#### [WORK INSTRUCTIONS]
Below are some entries. Output each one exactly as it appears.

#### [DATA]
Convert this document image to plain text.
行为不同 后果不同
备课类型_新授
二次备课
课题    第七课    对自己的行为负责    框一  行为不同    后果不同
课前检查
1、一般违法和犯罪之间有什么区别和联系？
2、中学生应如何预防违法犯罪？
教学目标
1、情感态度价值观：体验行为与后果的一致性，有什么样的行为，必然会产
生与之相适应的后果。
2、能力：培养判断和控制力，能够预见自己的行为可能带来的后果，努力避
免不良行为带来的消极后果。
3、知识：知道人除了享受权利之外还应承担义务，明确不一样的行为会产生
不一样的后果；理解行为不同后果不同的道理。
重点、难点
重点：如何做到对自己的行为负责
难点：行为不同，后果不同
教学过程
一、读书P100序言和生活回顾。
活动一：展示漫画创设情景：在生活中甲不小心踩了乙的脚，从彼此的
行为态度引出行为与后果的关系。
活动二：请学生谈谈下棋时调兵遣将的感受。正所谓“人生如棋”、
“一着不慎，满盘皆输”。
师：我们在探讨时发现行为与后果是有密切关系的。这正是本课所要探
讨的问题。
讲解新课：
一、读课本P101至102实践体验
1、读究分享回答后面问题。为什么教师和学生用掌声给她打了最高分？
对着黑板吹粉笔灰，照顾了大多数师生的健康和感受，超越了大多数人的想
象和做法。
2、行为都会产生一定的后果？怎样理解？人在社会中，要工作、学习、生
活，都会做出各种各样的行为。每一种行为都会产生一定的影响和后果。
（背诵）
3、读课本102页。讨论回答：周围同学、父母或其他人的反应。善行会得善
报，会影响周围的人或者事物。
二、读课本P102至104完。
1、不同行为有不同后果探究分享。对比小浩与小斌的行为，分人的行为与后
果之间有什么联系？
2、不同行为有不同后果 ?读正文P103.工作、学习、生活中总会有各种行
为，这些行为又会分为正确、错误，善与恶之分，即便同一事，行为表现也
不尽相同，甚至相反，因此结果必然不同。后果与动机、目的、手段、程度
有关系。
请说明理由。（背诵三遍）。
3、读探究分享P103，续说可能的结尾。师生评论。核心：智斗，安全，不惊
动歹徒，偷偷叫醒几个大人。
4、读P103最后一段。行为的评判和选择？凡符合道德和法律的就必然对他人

#### [COMPLETE ANSWER]
Convert this document image to plain text.
行为不同 后果不同
备课类型_新授
二次备课
课题    第七课    对自己的行为负责    框一  行为不同    后果不同
课前检查
1、一般违法和犯罪之间有什么区别和联系？
2、中学生应如何预防违法犯罪？
教学目标
1、情感态度价值观：体验行为与后果的一致性，有什么样的行为，必然会产
生与之相适应的后果。
2、能力：培养判断和控制力，能够预见自己的行为可能带来的后果，努力避
免不良行为带来的消极后果。
3、知识：知道人除了享受权利之外还应承担义务，明确不一样的行为会产生
不一样的后果；理解行为不同后果不同的道理。
重点、难点
重点：如何做到对自己的行为负责
难点：行为不同，后果不同
教学过程
一、读书P100序言和生活回顾。
活动一：展示漫画创设情景：在生活中甲不小心踩了乙的脚，从彼此的
行为态度引出行为与后果的关系。
活动二：请学生谈谈下棋时调兵遣将的感受。正所谓“人生如棋”、
“一着不慎，满盘皆输”。
师：我们在探讨时发现行为与后果是有密切关系的。这正是本课所要探
讨的问题。
讲解新课：
一、读课本P101至102实践体验
1、读究分享回答后面问题。为什么教师和学生用掌声给她打了最高分？
对着黑板吹粉笔灰，照顾了大多数师生的健康和感受，超越了大多数人的想
象和做法。
2、行为都会产生一定的后果？怎样理解？人在社会中，要工作、学习、生
活，都会做出各种各样的行为。每一种行为都会产生一定的影响和后果。
（背诵）
3、读课本102页。讨论回答：周围同学、父母或其他人的反应。善行会得善
报，会影响周围的人或者事物。
二、读课本P102至104完。
1、不同行为有不同后果探究分享。对比小浩与小斌的行为，分人的行为与后
果之间有什么联系？
2、不同行为有不同后果 ?读正文P103.工作、学习、生活中总会有各种行
为，这些行为又会分为正确、错误，善与恶之分，即便同一事，行为表现也
不尽相同，甚至相反，因此结果必然不同。后果与动机、目的、手段、程度
有关系。
请说明理由。（背诵三遍）。
3、读探究分享P103，续说可能的结尾。师生评论。核心：智斗，安全，不惊
动歹徒，偷偷叫醒几个大人。
4、读P103最后一段。行为的评判和选择？凡符合道德和法律的就必然对他人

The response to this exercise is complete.